[Start of Given data]

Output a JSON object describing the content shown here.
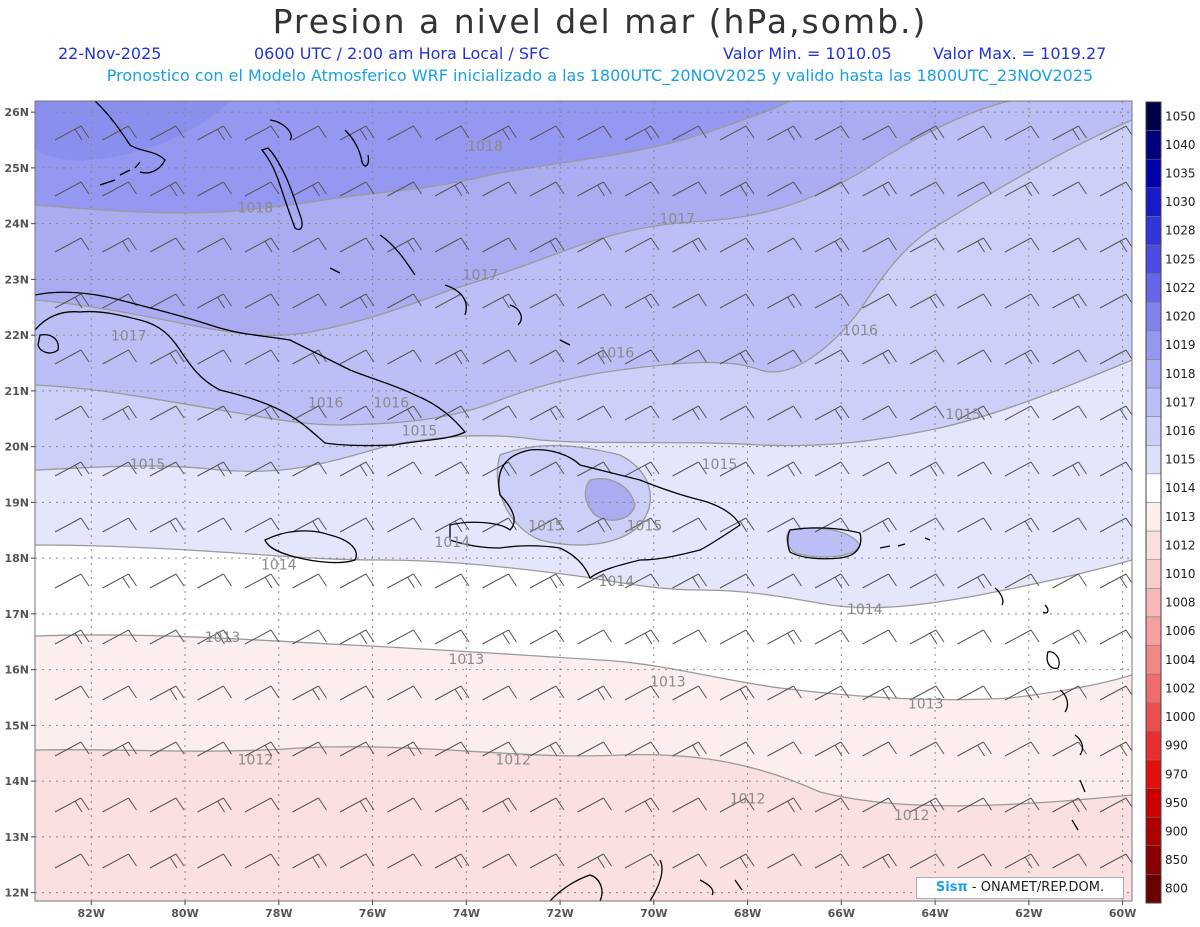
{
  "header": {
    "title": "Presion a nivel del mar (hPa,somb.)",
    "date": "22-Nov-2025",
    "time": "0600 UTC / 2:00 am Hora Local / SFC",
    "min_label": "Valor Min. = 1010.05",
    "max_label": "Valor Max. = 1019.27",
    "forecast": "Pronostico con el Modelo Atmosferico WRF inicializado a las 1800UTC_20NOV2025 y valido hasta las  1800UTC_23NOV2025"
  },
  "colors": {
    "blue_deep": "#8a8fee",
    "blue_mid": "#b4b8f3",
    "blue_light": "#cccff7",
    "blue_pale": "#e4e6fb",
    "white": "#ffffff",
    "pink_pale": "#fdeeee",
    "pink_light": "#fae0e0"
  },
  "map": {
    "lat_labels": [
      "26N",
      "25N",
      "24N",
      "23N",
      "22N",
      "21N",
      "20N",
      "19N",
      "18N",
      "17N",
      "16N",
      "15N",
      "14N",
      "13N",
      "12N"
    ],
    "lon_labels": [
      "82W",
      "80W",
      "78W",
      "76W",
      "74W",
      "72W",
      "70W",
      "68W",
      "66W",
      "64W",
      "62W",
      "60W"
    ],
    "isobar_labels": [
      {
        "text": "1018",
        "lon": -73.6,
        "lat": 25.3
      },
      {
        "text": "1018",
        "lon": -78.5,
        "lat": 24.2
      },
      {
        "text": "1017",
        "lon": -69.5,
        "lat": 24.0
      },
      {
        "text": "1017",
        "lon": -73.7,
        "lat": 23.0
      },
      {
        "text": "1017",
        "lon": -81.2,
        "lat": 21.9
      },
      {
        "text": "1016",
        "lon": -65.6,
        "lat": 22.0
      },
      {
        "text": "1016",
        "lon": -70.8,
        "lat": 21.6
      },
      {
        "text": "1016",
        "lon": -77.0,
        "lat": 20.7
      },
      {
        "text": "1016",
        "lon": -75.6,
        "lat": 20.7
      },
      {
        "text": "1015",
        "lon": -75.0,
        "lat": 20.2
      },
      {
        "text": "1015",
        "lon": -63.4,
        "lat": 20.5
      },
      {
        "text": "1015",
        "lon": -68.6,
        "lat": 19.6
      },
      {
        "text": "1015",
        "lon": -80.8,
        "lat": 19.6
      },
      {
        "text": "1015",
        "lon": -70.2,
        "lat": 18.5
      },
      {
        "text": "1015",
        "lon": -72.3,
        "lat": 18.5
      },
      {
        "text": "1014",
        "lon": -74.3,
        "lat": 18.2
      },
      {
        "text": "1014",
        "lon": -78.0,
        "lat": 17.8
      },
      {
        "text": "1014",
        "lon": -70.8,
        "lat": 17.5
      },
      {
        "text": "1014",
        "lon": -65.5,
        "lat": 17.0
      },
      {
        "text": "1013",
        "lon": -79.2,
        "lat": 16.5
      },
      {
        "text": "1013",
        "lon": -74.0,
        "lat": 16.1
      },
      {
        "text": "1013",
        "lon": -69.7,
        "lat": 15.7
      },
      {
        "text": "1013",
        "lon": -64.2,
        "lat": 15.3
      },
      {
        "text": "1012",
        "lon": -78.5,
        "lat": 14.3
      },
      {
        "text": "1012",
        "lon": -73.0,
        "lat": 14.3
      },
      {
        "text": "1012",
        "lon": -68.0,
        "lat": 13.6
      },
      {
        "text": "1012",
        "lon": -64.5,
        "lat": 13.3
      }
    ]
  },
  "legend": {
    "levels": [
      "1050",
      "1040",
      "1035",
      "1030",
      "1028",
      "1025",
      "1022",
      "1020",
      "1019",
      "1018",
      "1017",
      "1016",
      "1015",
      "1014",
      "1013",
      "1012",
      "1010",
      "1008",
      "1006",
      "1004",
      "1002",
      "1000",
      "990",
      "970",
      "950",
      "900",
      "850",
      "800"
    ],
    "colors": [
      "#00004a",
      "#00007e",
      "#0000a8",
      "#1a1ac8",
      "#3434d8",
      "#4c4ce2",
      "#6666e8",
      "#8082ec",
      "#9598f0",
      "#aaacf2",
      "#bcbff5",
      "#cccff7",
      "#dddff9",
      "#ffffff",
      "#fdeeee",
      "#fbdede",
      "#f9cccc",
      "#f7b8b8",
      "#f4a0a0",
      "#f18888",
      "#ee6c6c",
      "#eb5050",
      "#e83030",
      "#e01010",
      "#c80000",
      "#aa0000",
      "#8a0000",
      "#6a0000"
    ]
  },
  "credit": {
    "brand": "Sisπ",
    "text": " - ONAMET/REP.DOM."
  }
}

[End of Given data]

**Exercise task:**
Give an exact reproduction of every line, leaving out any picture.

**Final result:**
Output a JSON object describing the content shown here.
{
  "header": {
    "title": "Presion a nivel del mar (hPa,somb.)",
    "date": "22-Nov-2025",
    "time": "0600 UTC / 2:00 am Hora Local / SFC",
    "min_label": "Valor Min. = 1010.05",
    "max_label": "Valor Max. = 1019.27",
    "forecast": "Pronostico con el Modelo Atmosferico WRF inicializado a las 1800UTC_20NOV2025 y valido hasta las  1800UTC_23NOV2025"
  },
  "colors": {
    "blue_deep": "#8a8fee",
    "blue_mid": "#b4b8f3",
    "blue_light": "#cccff7",
    "blue_pale": "#e4e6fb",
    "white": "#ffffff",
    "pink_pale": "#fdeeee",
    "pink_light": "#fae0e0"
  },
  "map": {
    "lat_labels": [
      "26N",
      "25N",
      "24N",
      "23N",
      "22N",
      "21N",
      "20N",
      "19N",
      "18N",
      "17N",
      "16N",
      "15N",
      "14N",
      "13N",
      "12N"
    ],
    "lon_labels": [
      "82W",
      "80W",
      "78W",
      "76W",
      "74W",
      "72W",
      "70W",
      "68W",
      "66W",
      "64W",
      "62W",
      "60W"
    ],
    "isobar_labels": [
      {
        "text": "1018",
        "lon": -73.6,
        "lat": 25.3
      },
      {
        "text": "1018",
        "lon": -78.5,
        "lat": 24.2
      },
      {
        "text": "1017",
        "lon": -69.5,
        "lat": 24.0
      },
      {
        "text": "1017",
        "lon": -73.7,
        "lat": 23.0
      },
      {
        "text": "1017",
        "lon": -81.2,
        "lat": 21.9
      },
      {
        "text": "1016",
        "lon": -65.6,
        "lat": 22.0
      },
      {
        "text": "1016",
        "lon": -70.8,
        "lat": 21.6
      },
      {
        "text": "1016",
        "lon": -77.0,
        "lat": 20.7
      },
      {
        "text": "1016",
        "lon": -75.6,
        "lat": 20.7
      },
      {
        "text": "1015",
        "lon": -75.0,
        "lat": 20.2
      },
      {
        "text": "1015",
        "lon": -63.4,
        "lat": 20.5
      },
      {
        "text": "1015",
        "lon": -68.6,
        "lat": 19.6
      },
      {
        "text": "1015",
        "lon": -80.8,
        "lat": 19.6
      },
      {
        "text": "1015",
        "lon": -70.2,
        "lat": 18.5
      },
      {
        "text": "1015",
        "lon": -72.3,
        "lat": 18.5
      },
      {
        "text": "1014",
        "lon": -74.3,
        "lat": 18.2
      },
      {
        "text": "1014",
        "lon": -78.0,
        "lat": 17.8
      },
      {
        "text": "1014",
        "lon": -70.8,
        "lat": 17.5
      },
      {
        "text": "1014",
        "lon": -65.5,
        "lat": 17.0
      },
      {
        "text": "1013",
        "lon": -79.2,
        "lat": 16.5
      },
      {
        "text": "1013",
        "lon": -74.0,
        "lat": 16.1
      },
      {
        "text": "1013",
        "lon": -69.7,
        "lat": 15.7
      },
      {
        "text": "1013",
        "lon": -64.2,
        "lat": 15.3
      },
      {
        "text": "1012",
        "lon": -78.5,
        "lat": 14.3
      },
      {
        "text": "1012",
        "lon": -73.0,
        "lat": 14.3
      },
      {
        "text": "1012",
        "lon": -68.0,
        "lat": 13.6
      },
      {
        "text": "1012",
        "lon": -64.5,
        "lat": 13.3
      }
    ]
  },
  "legend": {
    "levels": [
      "1050",
      "1040",
      "1035",
      "1030",
      "1028",
      "1025",
      "1022",
      "1020",
      "1019",
      "1018",
      "1017",
      "1016",
      "1015",
      "1014",
      "1013",
      "1012",
      "1010",
      "1008",
      "1006",
      "1004",
      "1002",
      "1000",
      "990",
      "970",
      "950",
      "900",
      "850",
      "800"
    ],
    "colors": [
      "#00004a",
      "#00007e",
      "#0000a8",
      "#1a1ac8",
      "#3434d8",
      "#4c4ce2",
      "#6666e8",
      "#8082ec",
      "#9598f0",
      "#aaacf2",
      "#bcbff5",
      "#cccff7",
      "#dddff9",
      "#ffffff",
      "#fdeeee",
      "#fbdede",
      "#f9cccc",
      "#f7b8b8",
      "#f4a0a0",
      "#f18888",
      "#ee6c6c",
      "#eb5050",
      "#e83030",
      "#e01010",
      "#c80000",
      "#aa0000",
      "#8a0000",
      "#6a0000"
    ]
  },
  "credit": {
    "brand": "Sisπ",
    "text": " - ONAMET/REP.DOM."
  }
}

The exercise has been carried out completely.